[begin Supplied information]

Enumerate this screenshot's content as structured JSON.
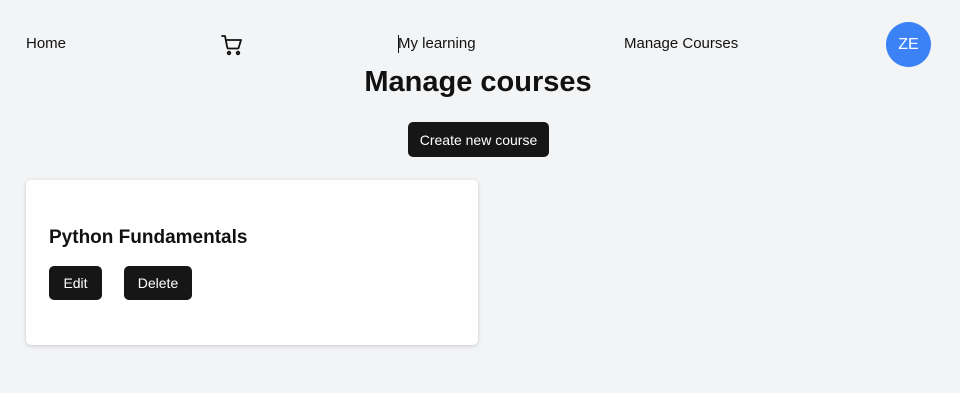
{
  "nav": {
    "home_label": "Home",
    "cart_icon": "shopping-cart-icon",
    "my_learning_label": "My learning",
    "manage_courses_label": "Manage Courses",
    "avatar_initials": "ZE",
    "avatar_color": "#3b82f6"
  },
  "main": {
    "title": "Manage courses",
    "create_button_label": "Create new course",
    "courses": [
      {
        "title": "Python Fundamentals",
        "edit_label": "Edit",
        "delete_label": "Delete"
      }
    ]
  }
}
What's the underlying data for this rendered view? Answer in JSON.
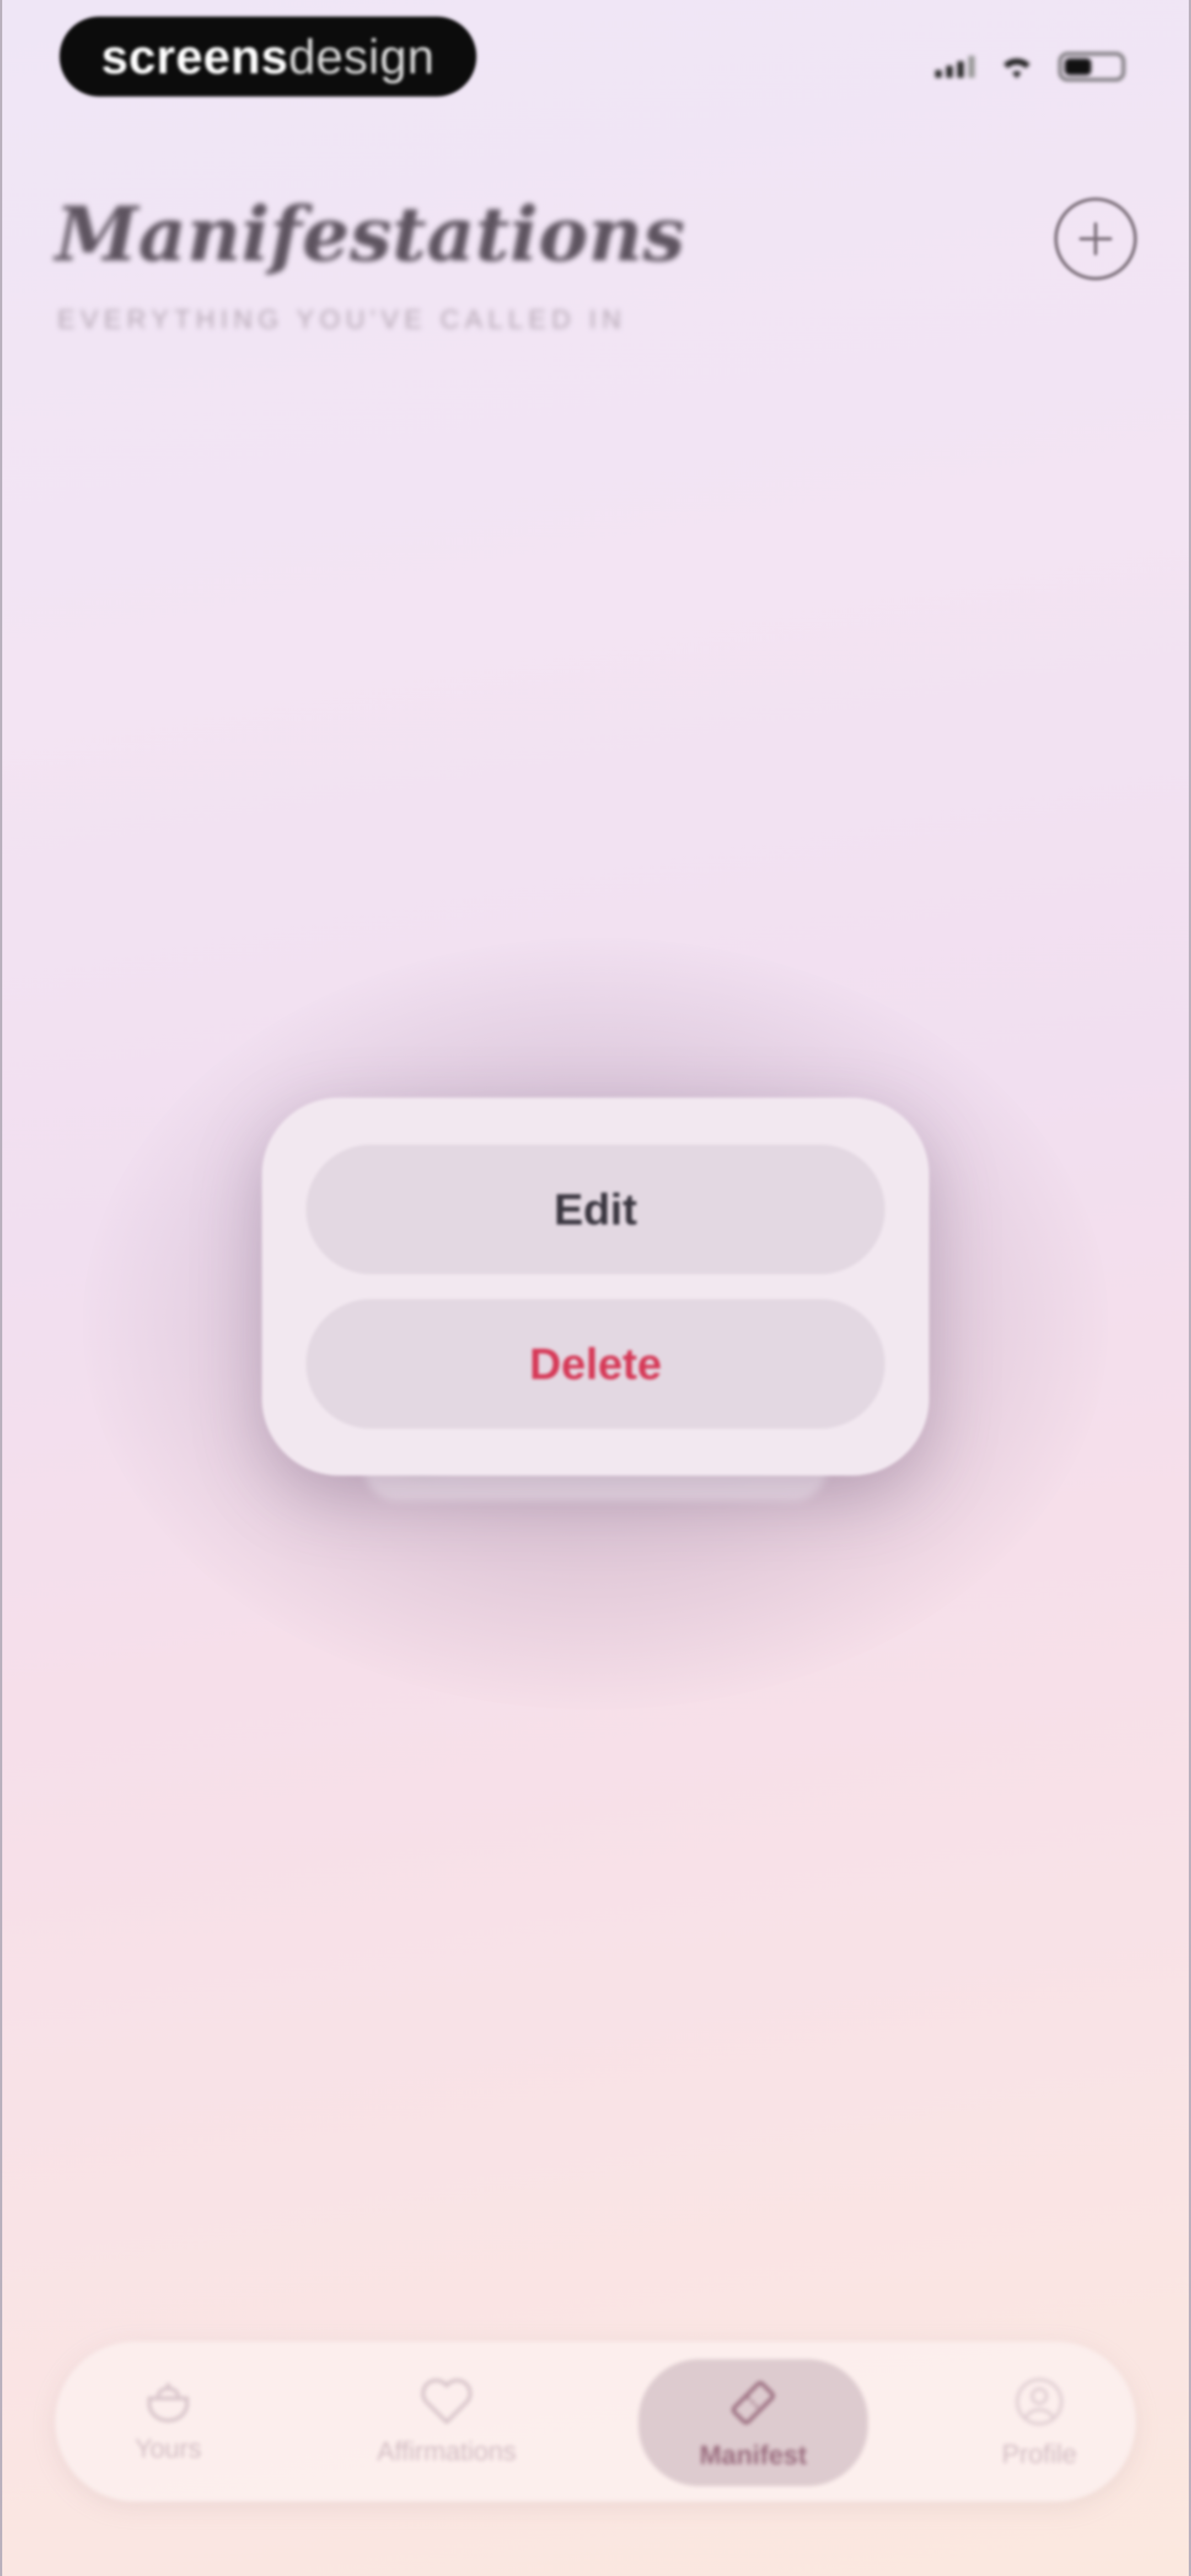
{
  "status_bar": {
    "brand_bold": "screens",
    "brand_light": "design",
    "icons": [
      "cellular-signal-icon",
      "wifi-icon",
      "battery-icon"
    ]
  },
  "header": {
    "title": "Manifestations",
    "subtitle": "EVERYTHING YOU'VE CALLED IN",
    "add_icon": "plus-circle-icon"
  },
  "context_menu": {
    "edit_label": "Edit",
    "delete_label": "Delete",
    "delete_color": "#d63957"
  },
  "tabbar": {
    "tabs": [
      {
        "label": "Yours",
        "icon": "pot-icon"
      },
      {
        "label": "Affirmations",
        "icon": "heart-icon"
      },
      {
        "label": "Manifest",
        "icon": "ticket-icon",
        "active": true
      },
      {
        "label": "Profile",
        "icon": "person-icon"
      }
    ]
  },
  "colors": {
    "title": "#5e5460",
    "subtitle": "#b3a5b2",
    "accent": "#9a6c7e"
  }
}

[end Supplied information]

Set task:
Keep only those lines of the records that hold "this", and return them.

Reply:
Enumerate this screenshot's content as structured JSON.
What's the underlying data for this rendered view? Answer in JSON.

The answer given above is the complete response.